▶ **Collected data**

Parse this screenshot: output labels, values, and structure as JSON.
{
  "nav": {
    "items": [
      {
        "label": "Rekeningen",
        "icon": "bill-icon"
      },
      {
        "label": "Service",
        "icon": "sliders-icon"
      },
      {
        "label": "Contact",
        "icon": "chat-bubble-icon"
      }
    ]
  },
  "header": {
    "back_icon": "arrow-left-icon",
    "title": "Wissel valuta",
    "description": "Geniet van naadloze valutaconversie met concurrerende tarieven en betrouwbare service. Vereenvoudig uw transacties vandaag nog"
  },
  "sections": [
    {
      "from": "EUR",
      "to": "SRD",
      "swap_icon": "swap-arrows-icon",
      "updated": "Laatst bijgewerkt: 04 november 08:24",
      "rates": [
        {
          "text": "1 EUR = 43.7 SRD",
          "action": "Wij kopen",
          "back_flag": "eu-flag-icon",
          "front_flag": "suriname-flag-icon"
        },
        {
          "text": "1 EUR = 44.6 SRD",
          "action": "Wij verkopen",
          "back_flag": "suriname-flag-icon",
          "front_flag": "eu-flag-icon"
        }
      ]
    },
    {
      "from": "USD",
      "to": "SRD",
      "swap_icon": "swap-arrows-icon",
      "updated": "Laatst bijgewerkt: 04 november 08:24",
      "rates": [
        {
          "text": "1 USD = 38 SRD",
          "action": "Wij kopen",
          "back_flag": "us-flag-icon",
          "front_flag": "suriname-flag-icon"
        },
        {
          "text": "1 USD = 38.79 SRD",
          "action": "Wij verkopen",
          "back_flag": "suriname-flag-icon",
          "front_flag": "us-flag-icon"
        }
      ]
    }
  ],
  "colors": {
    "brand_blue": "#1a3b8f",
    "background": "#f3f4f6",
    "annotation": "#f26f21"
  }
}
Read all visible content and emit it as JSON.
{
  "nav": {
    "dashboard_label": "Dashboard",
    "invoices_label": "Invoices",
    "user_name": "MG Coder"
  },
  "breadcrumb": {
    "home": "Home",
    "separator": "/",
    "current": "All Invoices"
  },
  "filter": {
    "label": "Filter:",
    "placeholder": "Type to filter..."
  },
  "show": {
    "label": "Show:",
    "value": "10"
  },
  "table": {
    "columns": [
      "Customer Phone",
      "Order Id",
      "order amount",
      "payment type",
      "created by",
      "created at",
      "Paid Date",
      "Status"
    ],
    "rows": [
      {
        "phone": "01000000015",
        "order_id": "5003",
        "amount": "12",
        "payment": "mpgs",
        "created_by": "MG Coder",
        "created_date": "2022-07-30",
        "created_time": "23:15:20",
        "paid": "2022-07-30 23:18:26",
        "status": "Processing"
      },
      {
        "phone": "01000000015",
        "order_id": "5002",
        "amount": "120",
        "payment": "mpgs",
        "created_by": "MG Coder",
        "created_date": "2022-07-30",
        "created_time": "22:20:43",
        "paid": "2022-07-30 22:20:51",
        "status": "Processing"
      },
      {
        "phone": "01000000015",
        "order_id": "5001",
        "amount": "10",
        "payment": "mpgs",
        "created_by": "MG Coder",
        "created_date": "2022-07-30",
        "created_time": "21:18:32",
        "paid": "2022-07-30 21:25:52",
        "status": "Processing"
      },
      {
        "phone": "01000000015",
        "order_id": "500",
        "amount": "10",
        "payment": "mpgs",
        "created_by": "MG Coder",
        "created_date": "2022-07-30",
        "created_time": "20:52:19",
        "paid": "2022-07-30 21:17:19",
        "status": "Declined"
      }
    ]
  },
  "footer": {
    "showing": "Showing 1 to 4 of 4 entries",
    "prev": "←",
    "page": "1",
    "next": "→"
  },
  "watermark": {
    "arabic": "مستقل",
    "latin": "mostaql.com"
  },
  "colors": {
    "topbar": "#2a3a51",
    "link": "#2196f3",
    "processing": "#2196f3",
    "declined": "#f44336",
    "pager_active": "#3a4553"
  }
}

▶ **Instruction**
Set down the material above again, word for word.

▶ **The completed task**
Parse this screenshot: output labels, values, and structure as JSON.
{
  "nav": {
    "items": [
      {
        "label": "Rekeningen",
        "icon": "bill-icon"
      },
      {
        "label": "Service",
        "icon": "sliders-icon"
      },
      {
        "label": "Contact",
        "icon": "chat-bubble-icon"
      }
    ]
  },
  "header": {
    "back_icon": "arrow-left-icon",
    "title": "Wissel valuta",
    "description": "Geniet van naadloze valutaconversie met concurrerende tarieven en betrouwbare service. Vereenvoudig uw transacties vandaag nog"
  },
  "sections": [
    {
      "from": "EUR",
      "to": "SRD",
      "swap_icon": "swap-arrows-icon",
      "updated": "Laatst bijgewerkt: 04 november 08:24",
      "rates": [
        {
          "text": "1 EUR = 43.7 SRD",
          "action": "Wij kopen",
          "back_flag": "eu-flag-icon",
          "front_flag": "suriname-flag-icon"
        },
        {
          "text": "1 EUR = 44.6 SRD",
          "action": "Wij verkopen",
          "back_flag": "suriname-flag-icon",
          "front_flag": "eu-flag-icon"
        }
      ]
    },
    {
      "from": "USD",
      "to": "SRD",
      "swap_icon": "swap-arrows-icon",
      "updated": "Laatst bijgewerkt: 04 november 08:24",
      "rates": [
        {
          "text": "1 USD = 38 SRD",
          "action": "Wij kopen",
          "back_flag": "us-flag-icon",
          "front_flag": "suriname-flag-icon"
        },
        {
          "text": "1 USD = 38.79 SRD",
          "action": "Wij verkopen",
          "back_flag": "suriname-flag-icon",
          "front_flag": "us-flag-icon"
        }
      ]
    }
  ],
  "colors": {
    "brand_blue": "#1a3b8f",
    "background": "#f3f4f6",
    "annotation": "#f26f21"
  }
}
Read all visible content and emit it as JSON.
{
  "nav": {
    "dashboard_label": "Dashboard",
    "invoices_label": "Invoices",
    "user_name": "MG Coder"
  },
  "breadcrumb": {
    "home": "Home",
    "separator": "/",
    "current": "All Invoices"
  },
  "filter": {
    "label": "Filter:",
    "placeholder": "Type to filter..."
  },
  "show": {
    "label": "Show:",
    "value": "10"
  },
  "table": {
    "columns": [
      "Customer Phone",
      "Order Id",
      "order amount",
      "payment type",
      "created by",
      "created at",
      "Paid Date",
      "Status"
    ],
    "rows": [
      {
        "phone": "01000000015",
        "order_id": "5003",
        "amount": "12",
        "payment": "mpgs",
        "created_by": "MG Coder",
        "created_date": "2022-07-30",
        "created_time": "23:15:20",
        "paid": "2022-07-30 23:18:26",
        "status": "Processing"
      },
      {
        "phone": "01000000015",
        "order_id": "5002",
        "amount": "120",
        "payment": "mpgs",
        "created_by": "MG Coder",
        "created_date": "2022-07-30",
        "created_time": "22:20:43",
        "paid": "2022-07-30 22:20:51",
        "status": "Processing"
      },
      {
        "phone": "01000000015",
        "order_id": "5001",
        "amount": "10",
        "payment": "mpgs",
        "created_by": "MG Coder",
        "created_date": "2022-07-30",
        "created_time": "21:18:32",
        "paid": "2022-07-30 21:25:52",
        "status": "Processing"
      },
      {
        "phone": "01000000015",
        "order_id": "500",
        "amount": "10",
        "payment": "mpgs",
        "created_by": "MG Coder",
        "created_date": "2022-07-30",
        "created_time": "20:52:19",
        "paid": "2022-07-30 21:17:19",
        "status": "Declined"
      }
    ]
  },
  "footer": {
    "showing": "Showing 1 to 4 of 4 entries",
    "prev": "←",
    "page": "1",
    "next": "→"
  },
  "watermark": {
    "arabic": "مستقل",
    "latin": "mostaql.com"
  },
  "colors": {
    "topbar": "#2a3a51",
    "link": "#2196f3",
    "processing": "#2196f3",
    "declined": "#f44336",
    "pager_active": "#3a4553"
  }
}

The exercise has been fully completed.